→ WHAT NEEDS TO BE DONE: Which lines in the material below contain the word "ШтабЪ"? Copy each of them.

[Data records]
----------

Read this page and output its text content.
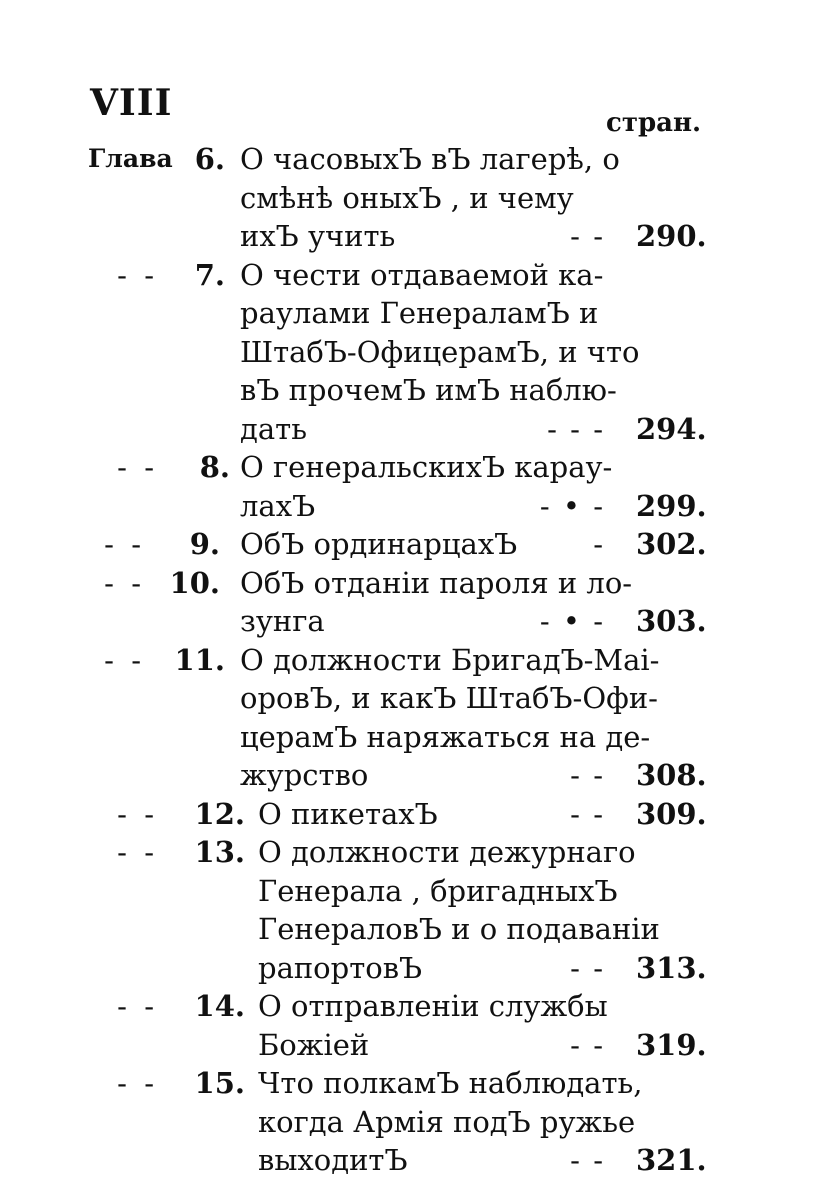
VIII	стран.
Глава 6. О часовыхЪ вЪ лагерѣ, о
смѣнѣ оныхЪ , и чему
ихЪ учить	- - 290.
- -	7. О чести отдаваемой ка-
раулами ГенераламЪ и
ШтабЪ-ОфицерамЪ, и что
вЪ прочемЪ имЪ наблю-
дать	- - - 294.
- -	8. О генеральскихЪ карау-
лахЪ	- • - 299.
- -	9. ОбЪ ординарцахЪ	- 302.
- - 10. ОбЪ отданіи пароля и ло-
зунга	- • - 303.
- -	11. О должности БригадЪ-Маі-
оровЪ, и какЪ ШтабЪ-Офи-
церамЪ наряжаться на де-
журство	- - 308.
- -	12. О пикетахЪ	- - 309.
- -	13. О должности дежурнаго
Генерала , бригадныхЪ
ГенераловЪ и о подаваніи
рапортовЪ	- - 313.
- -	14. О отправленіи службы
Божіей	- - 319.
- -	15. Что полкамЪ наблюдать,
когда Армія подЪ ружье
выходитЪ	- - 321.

----------

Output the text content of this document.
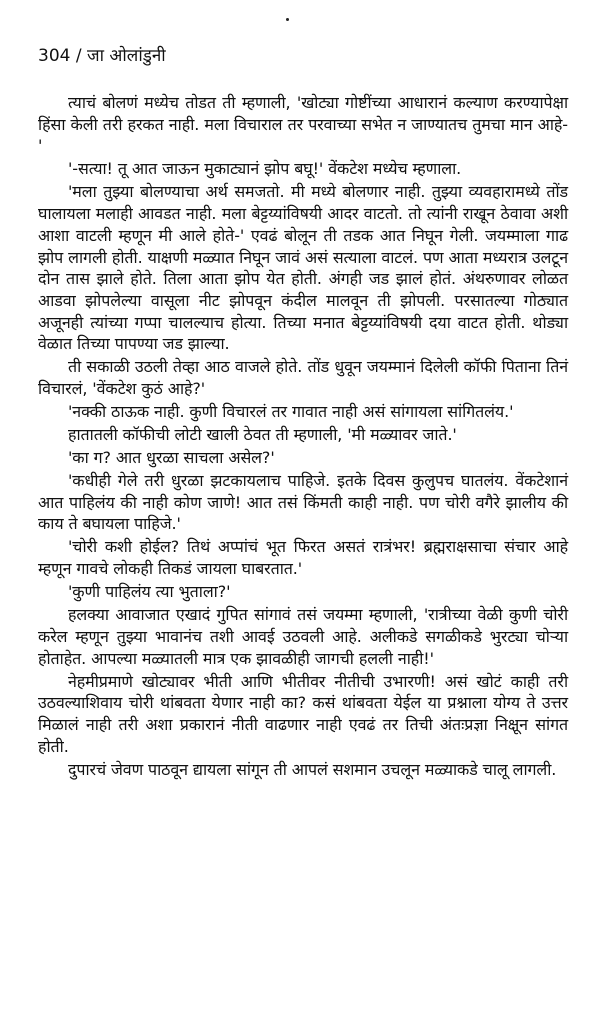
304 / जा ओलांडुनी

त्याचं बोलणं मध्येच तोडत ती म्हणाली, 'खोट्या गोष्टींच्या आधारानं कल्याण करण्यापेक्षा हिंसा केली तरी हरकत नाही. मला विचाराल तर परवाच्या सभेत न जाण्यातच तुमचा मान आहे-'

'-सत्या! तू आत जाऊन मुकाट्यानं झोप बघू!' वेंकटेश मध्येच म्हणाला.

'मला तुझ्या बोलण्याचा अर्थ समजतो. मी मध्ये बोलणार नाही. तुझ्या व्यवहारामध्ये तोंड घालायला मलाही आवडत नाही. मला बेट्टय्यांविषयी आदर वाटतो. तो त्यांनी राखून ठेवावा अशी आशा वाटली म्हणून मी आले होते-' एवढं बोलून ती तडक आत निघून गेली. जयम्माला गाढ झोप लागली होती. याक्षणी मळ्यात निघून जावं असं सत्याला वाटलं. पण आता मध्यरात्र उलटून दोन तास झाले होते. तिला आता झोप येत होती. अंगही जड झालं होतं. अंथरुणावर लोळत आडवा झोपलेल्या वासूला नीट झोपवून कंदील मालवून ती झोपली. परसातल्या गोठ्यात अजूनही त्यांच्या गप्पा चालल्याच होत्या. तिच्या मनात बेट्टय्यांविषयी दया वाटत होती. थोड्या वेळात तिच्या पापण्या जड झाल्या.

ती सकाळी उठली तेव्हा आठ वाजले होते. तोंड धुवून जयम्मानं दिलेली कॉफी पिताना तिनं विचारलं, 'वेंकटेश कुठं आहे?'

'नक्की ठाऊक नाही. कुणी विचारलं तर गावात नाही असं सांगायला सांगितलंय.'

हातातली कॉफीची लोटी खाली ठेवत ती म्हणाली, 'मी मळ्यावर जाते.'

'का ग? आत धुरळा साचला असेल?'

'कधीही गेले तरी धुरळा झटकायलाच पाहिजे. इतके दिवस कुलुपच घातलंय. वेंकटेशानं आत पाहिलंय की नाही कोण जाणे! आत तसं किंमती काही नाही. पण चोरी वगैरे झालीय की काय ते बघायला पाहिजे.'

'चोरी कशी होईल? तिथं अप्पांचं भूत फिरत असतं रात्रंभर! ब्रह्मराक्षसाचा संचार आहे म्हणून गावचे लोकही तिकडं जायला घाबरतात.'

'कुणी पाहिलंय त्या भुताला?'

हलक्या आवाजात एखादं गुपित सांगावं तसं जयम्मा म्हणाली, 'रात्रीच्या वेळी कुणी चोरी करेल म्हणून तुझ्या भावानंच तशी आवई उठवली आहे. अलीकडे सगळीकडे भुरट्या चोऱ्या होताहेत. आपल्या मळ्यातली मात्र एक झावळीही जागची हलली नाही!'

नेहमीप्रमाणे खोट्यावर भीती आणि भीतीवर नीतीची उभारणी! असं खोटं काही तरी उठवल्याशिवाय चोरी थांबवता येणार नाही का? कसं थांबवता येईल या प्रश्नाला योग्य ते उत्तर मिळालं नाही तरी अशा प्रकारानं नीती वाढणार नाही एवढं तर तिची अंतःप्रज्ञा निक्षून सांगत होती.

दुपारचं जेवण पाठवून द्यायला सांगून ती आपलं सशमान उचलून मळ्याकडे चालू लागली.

----------

→ OUTPUT FOR THIS TASK:
ШтабЪ-ОфицерамЪ, и что
оровЪ, и какЪ ШтабЪ-Офи-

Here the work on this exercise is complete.